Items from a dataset
==============================

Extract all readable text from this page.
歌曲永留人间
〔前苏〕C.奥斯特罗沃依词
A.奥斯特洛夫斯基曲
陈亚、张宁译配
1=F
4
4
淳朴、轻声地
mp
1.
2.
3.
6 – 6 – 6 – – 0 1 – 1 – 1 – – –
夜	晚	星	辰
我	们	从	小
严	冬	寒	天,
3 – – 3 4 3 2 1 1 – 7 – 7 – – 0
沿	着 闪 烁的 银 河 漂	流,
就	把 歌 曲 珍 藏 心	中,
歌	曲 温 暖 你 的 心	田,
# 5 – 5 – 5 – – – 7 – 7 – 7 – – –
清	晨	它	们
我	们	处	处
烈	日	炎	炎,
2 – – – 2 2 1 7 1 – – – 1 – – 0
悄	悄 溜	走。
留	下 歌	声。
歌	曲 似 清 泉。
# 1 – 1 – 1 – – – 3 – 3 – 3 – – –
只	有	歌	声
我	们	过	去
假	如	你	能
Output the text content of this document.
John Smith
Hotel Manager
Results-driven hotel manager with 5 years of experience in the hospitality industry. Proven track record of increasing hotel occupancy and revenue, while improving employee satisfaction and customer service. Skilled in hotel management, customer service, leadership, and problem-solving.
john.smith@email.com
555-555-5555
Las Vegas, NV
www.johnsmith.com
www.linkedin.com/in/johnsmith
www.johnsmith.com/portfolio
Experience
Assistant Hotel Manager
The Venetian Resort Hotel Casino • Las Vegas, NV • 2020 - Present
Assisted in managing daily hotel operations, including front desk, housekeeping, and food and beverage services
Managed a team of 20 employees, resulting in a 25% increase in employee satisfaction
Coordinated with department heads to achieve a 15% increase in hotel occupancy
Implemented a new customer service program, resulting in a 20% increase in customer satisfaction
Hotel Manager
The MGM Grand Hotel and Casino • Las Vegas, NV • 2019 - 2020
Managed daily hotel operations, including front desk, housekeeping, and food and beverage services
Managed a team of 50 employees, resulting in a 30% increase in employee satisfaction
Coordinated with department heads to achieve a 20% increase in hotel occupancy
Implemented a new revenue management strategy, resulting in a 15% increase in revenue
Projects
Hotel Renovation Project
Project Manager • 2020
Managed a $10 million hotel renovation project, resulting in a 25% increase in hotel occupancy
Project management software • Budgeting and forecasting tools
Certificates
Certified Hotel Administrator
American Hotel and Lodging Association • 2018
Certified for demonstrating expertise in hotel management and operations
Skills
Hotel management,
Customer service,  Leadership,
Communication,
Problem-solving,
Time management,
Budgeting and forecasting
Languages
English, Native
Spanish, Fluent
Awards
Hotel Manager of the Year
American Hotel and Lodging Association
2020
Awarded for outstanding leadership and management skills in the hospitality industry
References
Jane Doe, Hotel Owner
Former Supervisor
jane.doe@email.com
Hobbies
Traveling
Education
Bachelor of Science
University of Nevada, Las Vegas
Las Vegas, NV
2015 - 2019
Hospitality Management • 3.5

==============================

» **WORK TO COMPLETE**
Everything from the line that contains "Output the text content of this document." through the end of the records must be duplicated exactly, and nothing outside that range.

» **WRITTEN ANSWER**
Output the text content of this document.
John Smith
Hotel Manager
Results-driven hotel manager with 5 years of experience in the hospitality industry. Proven track record of increasing hotel occupancy and revenue, while improving employee satisfaction and customer service. Skilled in hotel management, customer service, leadership, and problem-solving.
john.smith@email.com
555-555-5555
Las Vegas, NV
www.johnsmith.com
www.linkedin.com/in/johnsmith
www.johnsmith.com/portfolio
Experience
Assistant Hotel Manager
The Venetian Resort Hotel Casino • Las Vegas, NV • 2020 - Present
Assisted in managing daily hotel operations, including front desk, housekeeping, and food and beverage services
Managed a team of 20 employees, resulting in a 25% increase in employee satisfaction
Coordinated with department heads to achieve a 15% increase in hotel occupancy
Implemented a new customer service program, resulting in a 20% increase in customer satisfaction
Hotel Manager
The MGM Grand Hotel and Casino • Las Vegas, NV • 2019 - 2020
Managed daily hotel operations, including front desk, housekeeping, and food and beverage services
Managed a team of 50 employees, resulting in a 30% increase in employee satisfaction
Coordinated with department heads to achieve a 20% increase in hotel occupancy
Implemented a new revenue management strategy, resulting in a 15% increase in revenue
Projects
Hotel Renovation Project
Project Manager • 2020
Managed a $10 million hotel renovation project, resulting in a 25% increase in hotel occupancy
Project management software • Budgeting and forecasting tools
Certificates
Certified Hotel Administrator
American Hotel and Lodging Association • 2018
Certified for demonstrating expertise in hotel management and operations
Skills
Hotel management,
Customer service,  Leadership,
Communication,
Problem-solving,
Time management,
Budgeting and forecasting
Languages
English, Native
Spanish, Fluent
Awards
Hotel Manager of the Year
American Hotel and Lodging Association
2020
Awarded for outstanding leadership and management skills in the hospitality industry
References
Jane Doe, Hotel Owner
Former Supervisor
jane.doe@email.com
Hobbies
Traveling
Education
Bachelor of Science
University of Nevada, Las Vegas
Las Vegas, NV
2015 - 2019
Hospitality Management • 3.5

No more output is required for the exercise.